Exclude the pictures and reproduce the remaining data exactly as written.

------ Stored records

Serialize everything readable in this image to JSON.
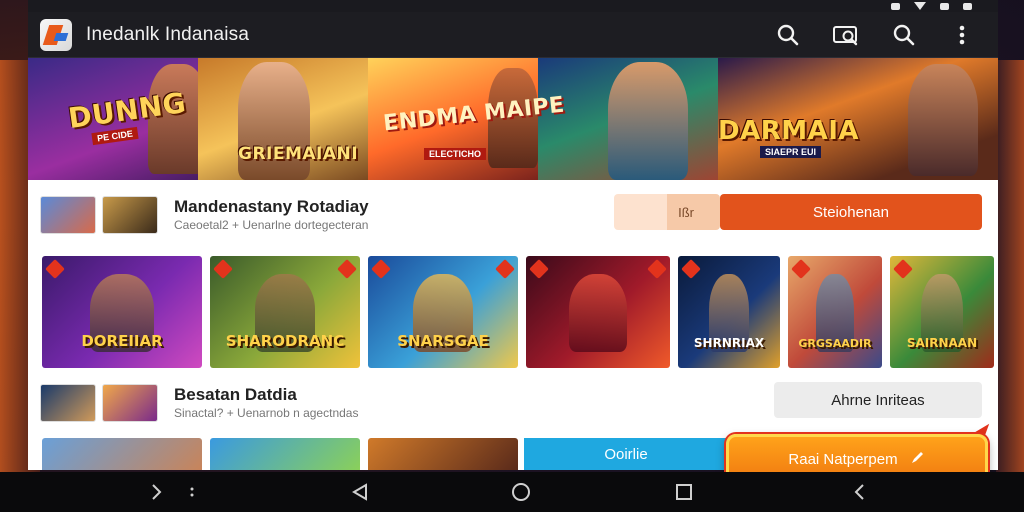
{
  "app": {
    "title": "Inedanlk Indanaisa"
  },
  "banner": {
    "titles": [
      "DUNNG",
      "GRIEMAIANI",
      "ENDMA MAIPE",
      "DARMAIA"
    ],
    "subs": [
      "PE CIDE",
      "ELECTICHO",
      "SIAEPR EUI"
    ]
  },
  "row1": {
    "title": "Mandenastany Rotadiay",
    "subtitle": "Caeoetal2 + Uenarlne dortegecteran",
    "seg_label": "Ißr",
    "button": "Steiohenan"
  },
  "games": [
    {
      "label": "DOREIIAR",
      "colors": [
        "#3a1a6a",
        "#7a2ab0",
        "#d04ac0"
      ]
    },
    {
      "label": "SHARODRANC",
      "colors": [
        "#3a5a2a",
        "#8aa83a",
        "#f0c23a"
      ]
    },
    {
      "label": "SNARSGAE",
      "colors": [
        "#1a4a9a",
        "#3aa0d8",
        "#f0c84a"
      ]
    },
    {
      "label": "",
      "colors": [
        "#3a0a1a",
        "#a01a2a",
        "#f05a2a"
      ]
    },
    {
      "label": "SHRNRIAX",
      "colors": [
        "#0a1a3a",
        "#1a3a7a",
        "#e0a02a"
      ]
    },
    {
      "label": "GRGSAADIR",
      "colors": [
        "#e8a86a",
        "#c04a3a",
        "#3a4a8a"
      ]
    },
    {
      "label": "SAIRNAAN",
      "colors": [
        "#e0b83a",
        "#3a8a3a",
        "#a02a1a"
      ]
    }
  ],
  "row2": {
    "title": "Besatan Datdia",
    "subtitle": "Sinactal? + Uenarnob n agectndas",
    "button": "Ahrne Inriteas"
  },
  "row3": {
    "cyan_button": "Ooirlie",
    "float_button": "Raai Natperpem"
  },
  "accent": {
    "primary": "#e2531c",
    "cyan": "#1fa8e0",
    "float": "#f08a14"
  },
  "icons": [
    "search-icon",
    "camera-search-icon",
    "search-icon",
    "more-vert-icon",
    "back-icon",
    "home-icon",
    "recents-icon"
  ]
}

------------

Solved exercise:
Serialize everything readable in this image to JSON.
{
  "app": {
    "title": "Inedanlk Indanaisa"
  },
  "banner": {
    "titles": [
      "DUNNG",
      "GRIEMAIANI",
      "ENDMA MAIPE",
      "DARMAIA"
    ],
    "subs": [
      "PE CIDE",
      "ELECTICHO",
      "SIAEPR EUI"
    ]
  },
  "row1": {
    "title": "Mandenastany Rotadiay",
    "subtitle": "Caeoetal2 + Uenarlne dortegecteran",
    "seg_label": "Ißr",
    "button": "Steiohenan"
  },
  "games": [
    {
      "label": "DOREIIAR",
      "colors": [
        "#3a1a6a",
        "#7a2ab0",
        "#d04ac0"
      ]
    },
    {
      "label": "SHARODRANC",
      "colors": [
        "#3a5a2a",
        "#8aa83a",
        "#f0c23a"
      ]
    },
    {
      "label": "SNARSGAE",
      "colors": [
        "#1a4a9a",
        "#3aa0d8",
        "#f0c84a"
      ]
    },
    {
      "label": "",
      "colors": [
        "#3a0a1a",
        "#a01a2a",
        "#f05a2a"
      ]
    },
    {
      "label": "SHRNRIAX",
      "colors": [
        "#0a1a3a",
        "#1a3a7a",
        "#e0a02a"
      ]
    },
    {
      "label": "GRGSAADIR",
      "colors": [
        "#e8a86a",
        "#c04a3a",
        "#3a4a8a"
      ]
    },
    {
      "label": "SAIRNAAN",
      "colors": [
        "#e0b83a",
        "#3a8a3a",
        "#a02a1a"
      ]
    }
  ],
  "row2": {
    "title": "Besatan Datdia",
    "subtitle": "Sinactal? + Uenarnob n agectndas",
    "button": "Ahrne Inriteas"
  },
  "row3": {
    "cyan_button": "Ooirlie",
    "float_button": "Raai Natperpem"
  },
  "accent": {
    "primary": "#e2531c",
    "cyan": "#1fa8e0",
    "float": "#f08a14"
  },
  "icons": [
    "search-icon",
    "camera-search-icon",
    "search-icon",
    "more-vert-icon",
    "back-icon",
    "home-icon",
    "recents-icon"
  ]
}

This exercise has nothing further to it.